Text provided —
START
How Trump Won Part Seven: The Modern Crisis of the Modern Structure.

(In the last part, we looked at the structure power in America, and how Trump has, not only jettisoned its key principles, but has, in fact, carried out a political insurrection. As argued in Part 5, America is a country, like all Western countries, in a state of deep decay and dysfunction. Here, we will look briefly at the history of the Moldbug’s Modern Structure and why, according to Richard Fernandez, it is in a state of crisis.)

Donald Trump, Brexit, and the rise of “populist” political platforms; the perpetual Eurozone crisis; Islamic terrorism; the Middle East wars; a resurgent Russia and an increasingly confident and assertive China are not passing problems for progressives.

These are all consequences of the decaying USG (United States Government) Imperium or “global governance.”

Richard Fernandez, one of the most perceptive commentators today, describes the role that USG plays in the world and how it is the central element in what he calls the “Modern Crisis.”

The modern, American made world, which came into existence post-1945 and reached its apex with the fall of the Soviet Union is built on three foundations: an economic/financial foundation; a security foundation; thirdly, an ideological foundation:

The United States plays a very special role in the modern world. Its fundamental job is to provide a physical reality to the increasingly virtual world –about which more later –and to serve as the foundation for the legitimacy of global rules.
END
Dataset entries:
START
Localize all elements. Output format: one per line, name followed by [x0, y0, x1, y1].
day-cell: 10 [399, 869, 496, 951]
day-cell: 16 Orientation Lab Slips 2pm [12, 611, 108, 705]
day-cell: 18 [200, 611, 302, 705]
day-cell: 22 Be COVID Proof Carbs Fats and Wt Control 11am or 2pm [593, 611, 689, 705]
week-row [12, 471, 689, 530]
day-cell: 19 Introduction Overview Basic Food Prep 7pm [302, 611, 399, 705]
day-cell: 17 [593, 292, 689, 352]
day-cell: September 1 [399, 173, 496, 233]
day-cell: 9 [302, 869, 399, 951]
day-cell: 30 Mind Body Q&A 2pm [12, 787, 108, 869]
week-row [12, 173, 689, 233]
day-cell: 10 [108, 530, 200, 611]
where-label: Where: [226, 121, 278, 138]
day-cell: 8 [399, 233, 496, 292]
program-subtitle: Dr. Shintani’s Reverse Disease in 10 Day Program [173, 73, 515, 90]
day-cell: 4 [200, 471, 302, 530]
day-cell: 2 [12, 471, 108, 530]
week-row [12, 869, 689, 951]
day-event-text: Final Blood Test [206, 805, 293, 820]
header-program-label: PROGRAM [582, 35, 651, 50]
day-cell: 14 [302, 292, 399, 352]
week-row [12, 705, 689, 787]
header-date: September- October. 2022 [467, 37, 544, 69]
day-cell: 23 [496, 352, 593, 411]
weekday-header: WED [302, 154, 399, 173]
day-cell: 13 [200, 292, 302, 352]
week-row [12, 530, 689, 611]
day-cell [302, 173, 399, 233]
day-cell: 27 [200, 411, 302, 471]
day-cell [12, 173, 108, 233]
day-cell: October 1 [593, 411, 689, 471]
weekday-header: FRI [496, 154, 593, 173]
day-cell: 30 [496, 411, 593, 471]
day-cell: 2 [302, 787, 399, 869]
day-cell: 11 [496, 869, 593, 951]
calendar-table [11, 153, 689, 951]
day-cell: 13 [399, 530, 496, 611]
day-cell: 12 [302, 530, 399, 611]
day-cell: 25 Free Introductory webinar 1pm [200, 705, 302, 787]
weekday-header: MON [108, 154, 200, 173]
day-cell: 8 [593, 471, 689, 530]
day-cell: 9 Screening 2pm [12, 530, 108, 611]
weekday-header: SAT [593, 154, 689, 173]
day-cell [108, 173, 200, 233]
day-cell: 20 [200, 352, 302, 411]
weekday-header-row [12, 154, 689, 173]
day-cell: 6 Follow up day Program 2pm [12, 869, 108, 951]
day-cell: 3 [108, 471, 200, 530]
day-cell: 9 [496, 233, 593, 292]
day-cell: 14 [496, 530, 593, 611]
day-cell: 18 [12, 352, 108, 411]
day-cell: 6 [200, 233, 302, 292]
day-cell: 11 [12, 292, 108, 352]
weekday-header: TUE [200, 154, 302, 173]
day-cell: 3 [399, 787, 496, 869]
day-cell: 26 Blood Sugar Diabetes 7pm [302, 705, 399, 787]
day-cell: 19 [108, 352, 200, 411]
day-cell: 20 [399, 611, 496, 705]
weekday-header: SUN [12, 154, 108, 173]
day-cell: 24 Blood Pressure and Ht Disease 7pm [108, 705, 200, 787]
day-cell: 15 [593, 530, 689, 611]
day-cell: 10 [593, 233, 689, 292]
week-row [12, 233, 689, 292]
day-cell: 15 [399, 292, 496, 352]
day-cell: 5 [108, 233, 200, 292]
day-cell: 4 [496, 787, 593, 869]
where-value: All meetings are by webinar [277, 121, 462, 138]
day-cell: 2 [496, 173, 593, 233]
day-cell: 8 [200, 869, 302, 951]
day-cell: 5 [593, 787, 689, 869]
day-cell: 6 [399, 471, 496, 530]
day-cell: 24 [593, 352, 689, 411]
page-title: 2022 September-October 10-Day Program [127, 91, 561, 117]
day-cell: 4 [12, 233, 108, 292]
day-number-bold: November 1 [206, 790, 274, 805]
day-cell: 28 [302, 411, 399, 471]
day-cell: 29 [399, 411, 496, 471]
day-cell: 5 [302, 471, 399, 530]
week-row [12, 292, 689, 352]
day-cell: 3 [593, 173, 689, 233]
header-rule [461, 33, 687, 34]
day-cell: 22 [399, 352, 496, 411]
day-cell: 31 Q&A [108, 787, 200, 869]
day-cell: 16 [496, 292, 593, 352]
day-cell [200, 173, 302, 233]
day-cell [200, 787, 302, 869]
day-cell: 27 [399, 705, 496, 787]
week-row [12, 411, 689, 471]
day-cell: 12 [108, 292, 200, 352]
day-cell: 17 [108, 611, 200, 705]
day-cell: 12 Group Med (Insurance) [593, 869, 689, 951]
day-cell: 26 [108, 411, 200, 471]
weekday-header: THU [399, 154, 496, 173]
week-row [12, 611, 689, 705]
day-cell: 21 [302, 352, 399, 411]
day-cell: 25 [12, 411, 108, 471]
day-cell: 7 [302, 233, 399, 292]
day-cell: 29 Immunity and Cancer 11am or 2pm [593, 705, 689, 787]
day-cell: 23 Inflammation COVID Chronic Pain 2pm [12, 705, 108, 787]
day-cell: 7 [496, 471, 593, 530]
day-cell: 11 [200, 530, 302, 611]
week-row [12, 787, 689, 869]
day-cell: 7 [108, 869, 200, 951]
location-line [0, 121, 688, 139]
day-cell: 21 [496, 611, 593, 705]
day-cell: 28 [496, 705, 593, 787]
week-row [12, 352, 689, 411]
END
Exercise tasks —
[1] Summarize the essay on the Modern Crisis in two sentences.
[2] According to the essay on the Modern Crisis, what three foundations is the modern, American-made world built on?
[3] Continue the essay on the Modern Crisis from where it stops.

Exercise responses —
[1] The essay holds that Trump, Brexit, populist platforms, the Eurozone crisis, Islamic terrorism, the Middle East wars, a resurgent Russia and an assertive China are all consequences of a decaying USG Imperium, or "global governance." Drawing on Richard Fernandez, it says the American-made world that arose after 1945 rests on economic/financial, security and ideological foundations, with the United States serving as the physical reality beneath an increasingly virtual world and the basis for the legitimacy of global rules.

[2] It is built on an economic/financial foundation, a security foundation and an ideological foundation.

[3]
The construction of this edifice of legitimacy was consciously started when the Second World War neared its end at the Bretton Woods conference. There the US undertook to provide the reserve currency into which other international currencies were in principle convertible. The US would issue the foundation –the financial primitive –into which all other currencies could be expressed. For so long as the dollar –or its equivalent –existed, there would be a medium of exchange among the economies of the world. Money was the first foundation stone.

The other critical thing the US contributed to the edifice of global legitimacy was confidence in global security. After years of bloody conflict in the mid-20th century populations needed confidence that ships could again voyage the seas, airliners cross the skies and communications cables carrying information flows could be laid undisturbed. That security was provided largely by the United States Navy, “the premier force for power projection on the planet and the guarantor of world peace”. 

In the years since 1945, it provided all the nations of the world –even US rivals like China –with a world of law and order in which they could prosper and grow rich. So long as things worked, the international community had no incentive to rock the boat.

War of the Words. Fernandez

The post-war order, contrary to Fernandez however, was not something that was consciously developed during the Second World War. It has much deeper roots.

For example, consider this piece of reporting from Time magazine, the “Super-Protestant” vision of the post war order. You will note that every item on the checklist was realised by the victors and their successors. The article dates from 1942 during the hight of the conflict:

These are the high spots of organized U.S. Protestantism’s super-protestant new program for a just and durable peace after World War II: 

Ultimately, “a world government of delegated powers.” 

Complete abandonment of U.S. isolationism. 

Strong immediate limitations on national sovereignty.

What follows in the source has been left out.